### Request
Return the full listing exactly as it is written.

Dataset records:
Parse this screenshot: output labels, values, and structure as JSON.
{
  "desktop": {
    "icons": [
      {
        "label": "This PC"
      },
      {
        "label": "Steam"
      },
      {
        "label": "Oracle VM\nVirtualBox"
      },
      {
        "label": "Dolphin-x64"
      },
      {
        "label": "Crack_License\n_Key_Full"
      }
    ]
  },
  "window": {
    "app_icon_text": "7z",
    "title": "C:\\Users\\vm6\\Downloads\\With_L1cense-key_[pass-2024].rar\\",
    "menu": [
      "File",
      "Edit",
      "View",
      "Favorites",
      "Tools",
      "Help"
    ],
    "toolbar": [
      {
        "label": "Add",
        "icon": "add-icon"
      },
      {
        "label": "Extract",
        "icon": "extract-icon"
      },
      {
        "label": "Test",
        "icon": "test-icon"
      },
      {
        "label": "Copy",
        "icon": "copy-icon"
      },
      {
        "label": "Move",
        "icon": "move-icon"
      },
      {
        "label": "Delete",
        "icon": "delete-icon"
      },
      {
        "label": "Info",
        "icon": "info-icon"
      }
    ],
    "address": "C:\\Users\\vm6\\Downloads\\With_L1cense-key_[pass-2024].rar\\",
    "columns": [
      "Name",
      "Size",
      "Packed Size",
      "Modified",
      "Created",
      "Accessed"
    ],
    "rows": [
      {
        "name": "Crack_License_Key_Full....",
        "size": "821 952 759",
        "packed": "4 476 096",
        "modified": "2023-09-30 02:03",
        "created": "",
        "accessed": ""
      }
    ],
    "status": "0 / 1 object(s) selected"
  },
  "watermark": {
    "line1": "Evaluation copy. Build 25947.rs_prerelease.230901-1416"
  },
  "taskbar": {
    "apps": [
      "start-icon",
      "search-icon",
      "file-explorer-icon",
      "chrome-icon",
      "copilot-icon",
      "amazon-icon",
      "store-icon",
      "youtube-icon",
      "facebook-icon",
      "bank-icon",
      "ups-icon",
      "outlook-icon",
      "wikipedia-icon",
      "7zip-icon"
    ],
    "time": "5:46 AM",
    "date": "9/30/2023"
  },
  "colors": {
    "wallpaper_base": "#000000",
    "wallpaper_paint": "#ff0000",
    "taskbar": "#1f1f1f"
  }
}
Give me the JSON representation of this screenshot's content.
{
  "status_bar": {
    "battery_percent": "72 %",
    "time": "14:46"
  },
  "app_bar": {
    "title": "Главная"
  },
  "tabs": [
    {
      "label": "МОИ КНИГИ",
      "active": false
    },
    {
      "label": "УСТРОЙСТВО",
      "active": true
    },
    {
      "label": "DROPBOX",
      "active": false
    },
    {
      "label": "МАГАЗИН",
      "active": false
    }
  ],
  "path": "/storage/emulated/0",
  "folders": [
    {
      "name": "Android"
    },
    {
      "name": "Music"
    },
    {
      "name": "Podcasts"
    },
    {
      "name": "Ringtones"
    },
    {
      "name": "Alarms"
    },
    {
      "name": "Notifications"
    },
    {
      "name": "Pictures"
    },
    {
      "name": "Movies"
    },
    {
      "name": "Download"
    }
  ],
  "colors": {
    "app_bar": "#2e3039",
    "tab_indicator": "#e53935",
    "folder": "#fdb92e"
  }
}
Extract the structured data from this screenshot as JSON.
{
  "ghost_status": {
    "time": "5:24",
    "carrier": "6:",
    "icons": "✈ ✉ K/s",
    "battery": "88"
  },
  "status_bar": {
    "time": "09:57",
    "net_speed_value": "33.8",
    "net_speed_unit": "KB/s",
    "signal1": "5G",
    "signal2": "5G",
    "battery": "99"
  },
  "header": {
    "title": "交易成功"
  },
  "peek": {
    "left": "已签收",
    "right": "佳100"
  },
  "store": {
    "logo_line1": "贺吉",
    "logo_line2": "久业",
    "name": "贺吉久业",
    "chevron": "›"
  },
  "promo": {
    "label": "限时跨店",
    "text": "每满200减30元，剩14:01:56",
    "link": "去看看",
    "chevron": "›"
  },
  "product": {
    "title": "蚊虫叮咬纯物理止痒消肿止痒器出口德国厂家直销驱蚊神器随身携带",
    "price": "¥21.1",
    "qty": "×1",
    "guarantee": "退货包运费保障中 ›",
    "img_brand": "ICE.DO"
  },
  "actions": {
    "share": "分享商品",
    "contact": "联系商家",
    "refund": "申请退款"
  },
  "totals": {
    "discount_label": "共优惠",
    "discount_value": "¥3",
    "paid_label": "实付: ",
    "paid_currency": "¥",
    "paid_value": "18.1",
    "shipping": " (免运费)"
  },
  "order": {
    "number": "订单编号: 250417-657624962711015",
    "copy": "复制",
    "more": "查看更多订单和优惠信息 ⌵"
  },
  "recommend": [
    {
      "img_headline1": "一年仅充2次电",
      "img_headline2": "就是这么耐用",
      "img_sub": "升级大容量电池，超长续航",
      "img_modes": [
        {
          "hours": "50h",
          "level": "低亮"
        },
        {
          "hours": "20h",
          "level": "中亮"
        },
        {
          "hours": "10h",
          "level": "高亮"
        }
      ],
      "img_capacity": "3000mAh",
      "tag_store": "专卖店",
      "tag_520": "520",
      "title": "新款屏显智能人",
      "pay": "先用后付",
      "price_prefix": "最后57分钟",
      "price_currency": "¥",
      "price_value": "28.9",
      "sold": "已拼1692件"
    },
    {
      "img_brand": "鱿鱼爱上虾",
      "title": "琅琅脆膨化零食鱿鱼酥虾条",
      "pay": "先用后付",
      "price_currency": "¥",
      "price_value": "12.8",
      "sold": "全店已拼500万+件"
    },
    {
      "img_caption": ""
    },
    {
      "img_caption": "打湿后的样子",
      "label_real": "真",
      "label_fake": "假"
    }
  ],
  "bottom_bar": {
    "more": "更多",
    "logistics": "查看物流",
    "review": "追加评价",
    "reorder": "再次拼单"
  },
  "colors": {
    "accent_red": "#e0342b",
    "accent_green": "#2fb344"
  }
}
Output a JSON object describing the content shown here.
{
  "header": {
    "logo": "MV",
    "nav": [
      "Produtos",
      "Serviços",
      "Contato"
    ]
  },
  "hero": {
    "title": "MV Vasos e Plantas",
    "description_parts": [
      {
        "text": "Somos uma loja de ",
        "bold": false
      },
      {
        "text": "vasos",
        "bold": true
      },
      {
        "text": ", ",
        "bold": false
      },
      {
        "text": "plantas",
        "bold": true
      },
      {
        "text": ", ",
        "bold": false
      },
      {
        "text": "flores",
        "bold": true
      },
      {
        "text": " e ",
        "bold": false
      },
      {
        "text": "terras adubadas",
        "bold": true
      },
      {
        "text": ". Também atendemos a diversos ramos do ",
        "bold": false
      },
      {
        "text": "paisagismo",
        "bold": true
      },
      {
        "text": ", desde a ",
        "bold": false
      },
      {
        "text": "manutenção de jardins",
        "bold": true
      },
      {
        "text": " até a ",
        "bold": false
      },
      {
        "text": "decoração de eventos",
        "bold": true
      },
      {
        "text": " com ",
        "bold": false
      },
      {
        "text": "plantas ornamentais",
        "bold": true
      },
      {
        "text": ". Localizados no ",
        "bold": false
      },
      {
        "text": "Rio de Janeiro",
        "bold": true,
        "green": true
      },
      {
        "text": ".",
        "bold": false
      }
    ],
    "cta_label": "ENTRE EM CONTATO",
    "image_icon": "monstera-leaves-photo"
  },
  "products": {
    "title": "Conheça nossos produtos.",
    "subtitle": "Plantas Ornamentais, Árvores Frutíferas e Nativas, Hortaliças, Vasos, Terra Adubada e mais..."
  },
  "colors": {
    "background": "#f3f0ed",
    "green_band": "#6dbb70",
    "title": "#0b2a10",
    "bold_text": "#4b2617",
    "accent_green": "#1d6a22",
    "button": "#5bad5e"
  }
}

### The reply
Parse this screenshot: output labels, values, and structure as JSON.
{
  "desktop": {
    "icons": [
      {
        "label": "This PC"
      },
      {
        "label": "Steam"
      },
      {
        "label": "Oracle VM\nVirtualBox"
      },
      {
        "label": "Dolphin-x64"
      },
      {
        "label": "Crack_License\n_Key_Full"
      }
    ]
  },
  "window": {
    "app_icon_text": "7z",
    "title": "C:\\Users\\vm6\\Downloads\\With_L1cense-key_[pass-2024].rar\\",
    "menu": [
      "File",
      "Edit",
      "View",
      "Favorites",
      "Tools",
      "Help"
    ],
    "toolbar": [
      {
        "label": "Add",
        "icon": "add-icon"
      },
      {
        "label": "Extract",
        "icon": "extract-icon"
      },
      {
        "label": "Test",
        "icon": "test-icon"
      },
      {
        "label": "Copy",
        "icon": "copy-icon"
      },
      {
        "label": "Move",
        "icon": "move-icon"
      },
      {
        "label": "Delete",
        "icon": "delete-icon"
      },
      {
        "label": "Info",
        "icon": "info-icon"
      }
    ],
    "address": "C:\\Users\\vm6\\Downloads\\With_L1cense-key_[pass-2024].rar\\",
    "columns": [
      "Name",
      "Size",
      "Packed Size",
      "Modified",
      "Created",
      "Accessed"
    ],
    "rows": [
      {
        "name": "Crack_License_Key_Full....",
        "size": "821 952 759",
        "packed": "4 476 096",
        "modified": "2023-09-30 02:03",
        "created": "",
        "accessed": ""
      }
    ],
    "status": "0 / 1 object(s) selected"
  },
  "watermark": {
    "line1": "Evaluation copy. Build 25947.rs_prerelease.230901-1416"
  },
  "taskbar": {
    "apps": [
      "start-icon",
      "search-icon",
      "file-explorer-icon",
      "chrome-icon",
      "copilot-icon",
      "amazon-icon",
      "store-icon",
      "youtube-icon",
      "facebook-icon",
      "bank-icon",
      "ups-icon",
      "outlook-icon",
      "wikipedia-icon",
      "7zip-icon"
    ],
    "time": "5:46 AM",
    "date": "9/30/2023"
  },
  "colors": {
    "wallpaper_base": "#000000",
    "wallpaper_paint": "#ff0000",
    "taskbar": "#1f1f1f"
  }
}
Give me the JSON representation of this screenshot's content.
{
  "status_bar": {
    "battery_percent": "72 %",
    "time": "14:46"
  },
  "app_bar": {
    "title": "Главная"
  },
  "tabs": [
    {
      "label": "МОИ КНИГИ",
      "active": false
    },
    {
      "label": "УСТРОЙСТВО",
      "active": true
    },
    {
      "label": "DROPBOX",
      "active": false
    },
    {
      "label": "МАГАЗИН",
      "active": false
    }
  ],
  "path": "/storage/emulated/0",
  "folders": [
    {
      "name": "Android"
    },
    {
      "name": "Music"
    },
    {
      "name": "Podcasts"
    },
    {
      "name": "Ringtones"
    },
    {
      "name": "Alarms"
    },
    {
      "name": "Notifications"
    },
    {
      "name": "Pictures"
    },
    {
      "name": "Movies"
    },
    {
      "name": "Download"
    }
  ],
  "colors": {
    "app_bar": "#2e3039",
    "tab_indicator": "#e53935",
    "folder": "#fdb92e"
  }
}
Extract the structured data from this screenshot as JSON.
{
  "ghost_status": {
    "time": "5:24",
    "carrier": "6:",
    "icons": "✈ ✉ K/s",
    "battery": "88"
  },
  "status_bar": {
    "time": "09:57",
    "net_speed_value": "33.8",
    "net_speed_unit": "KB/s",
    "signal1": "5G",
    "signal2": "5G",
    "battery": "99"
  },
  "header": {
    "title": "交易成功"
  },
  "peek": {
    "left": "已签收",
    "right": "佳100"
  },
  "store": {
    "logo_line1": "贺吉",
    "logo_line2": "久业",
    "name": "贺吉久业",
    "chevron": "›"
  },
  "promo": {
    "label": "限时跨店",
    "text": "每满200减30元，剩14:01:56",
    "link": "去看看",
    "chevron": "›"
  },
  "product": {
    "title": "蚊虫叮咬纯物理止痒消肿止痒器出口德国厂家直销驱蚊神器随身携带",
    "price": "¥21.1",
    "qty": "×1",
    "guarantee": "退货包运费保障中 ›",
    "img_brand": "ICE.DO"
  },
  "actions": {
    "share": "分享商品",
    "contact": "联系商家",
    "refund": "申请退款"
  },
  "totals": {
    "discount_label": "共优惠",
    "discount_value": "¥3",
    "paid_label": "实付: ",
    "paid_currency": "¥",
    "paid_value": "18.1",
    "shipping": " (免运费)"
  },
  "order": {
    "number": "订单编号: 250417-657624962711015",
    "copy": "复制",
    "more": "查看更多订单和优惠信息 ⌵"
  },
  "recommend": [
    {
      "img_headline1": "一年仅充2次电",
      "img_headline2": "就是这么耐用",
      "img_sub": "升级大容量电池，超长续航",
      "img_modes": [
        {
          "hours": "50h",
          "level": "低亮"
        },
        {
          "hours": "20h",
          "level": "中亮"
        },
        {
          "hours": "10h",
          "level": "高亮"
        }
      ],
      "img_capacity": "3000mAh",
      "tag_store": "专卖店",
      "tag_520": "520",
      "title": "新款屏显智能人",
      "pay": "先用后付",
      "price_prefix": "最后57分钟",
      "price_currency": "¥",
      "price_value": "28.9",
      "sold": "已拼1692件"
    },
    {
      "img_brand": "鱿鱼爱上虾",
      "title": "琅琅脆膨化零食鱿鱼酥虾条",
      "pay": "先用后付",
      "price_currency": "¥",
      "price_value": "12.8",
      "sold": "全店已拼500万+件"
    },
    {
      "img_caption": ""
    },
    {
      "img_caption": "打湿后的样子",
      "label_real": "真",
      "label_fake": "假"
    }
  ],
  "bottom_bar": {
    "more": "更多",
    "logistics": "查看物流",
    "review": "追加评价",
    "reorder": "再次拼单"
  },
  "colors": {
    "accent_red": "#e0342b",
    "accent_green": "#2fb344"
  }
}
Output a JSON object describing the content shown here.
{
  "header": {
    "logo": "MV",
    "nav": [
      "Produtos",
      "Serviços",
      "Contato"
    ]
  },
  "hero": {
    "title": "MV Vasos e Plantas",
    "description_parts": [
      {
        "text": "Somos uma loja de ",
        "bold": false
      },
      {
        "text": "vasos",
        "bold": true
      },
      {
        "text": ", ",
        "bold": false
      },
      {
        "text": "plantas",
        "bold": true
      },
      {
        "text": ", ",
        "bold": false
      },
      {
        "text": "flores",
        "bold": true
      },
      {
        "text": " e ",
        "bold": false
      },
      {
        "text": "terras adubadas",
        "bold": true
      },
      {
        "text": ". Também atendemos a diversos ramos do ",
        "bold": false
      },
      {
        "text": "paisagismo",
        "bold": true
      },
      {
        "text": ", desde a ",
        "bold": false
      },
      {
        "text": "manutenção de jardins",
        "bold": true
      },
      {
        "text": " até a ",
        "bold": false
      },
      {
        "text": "decoração de eventos",
        "bold": true
      },
      {
        "text": " com ",
        "bold": false
      },
      {
        "text": "plantas ornamentais",
        "bold": true
      },
      {
        "text": ". Localizados no ",
        "bold": false
      },
      {
        "text": "Rio de Janeiro",
        "bold": true,
        "green": true
      },
      {
        "text": ".",
        "bold": false
      }
    ],
    "cta_label": "ENTRE EM CONTATO",
    "image_icon": "monstera-leaves-photo"
  },
  "products": {
    "title": "Conheça nossos produtos.",
    "subtitle": "Plantas Ornamentais, Árvores Frutíferas e Nativas, Hortaliças, Vasos, Terra Adubada e mais..."
  },
  "colors": {
    "background": "#f3f0ed",
    "green_band": "#6dbb70",
    "title": "#0b2a10",
    "bold_text": "#4b2617",
    "accent_green": "#1d6a22",
    "button": "#5bad5e"
  }
}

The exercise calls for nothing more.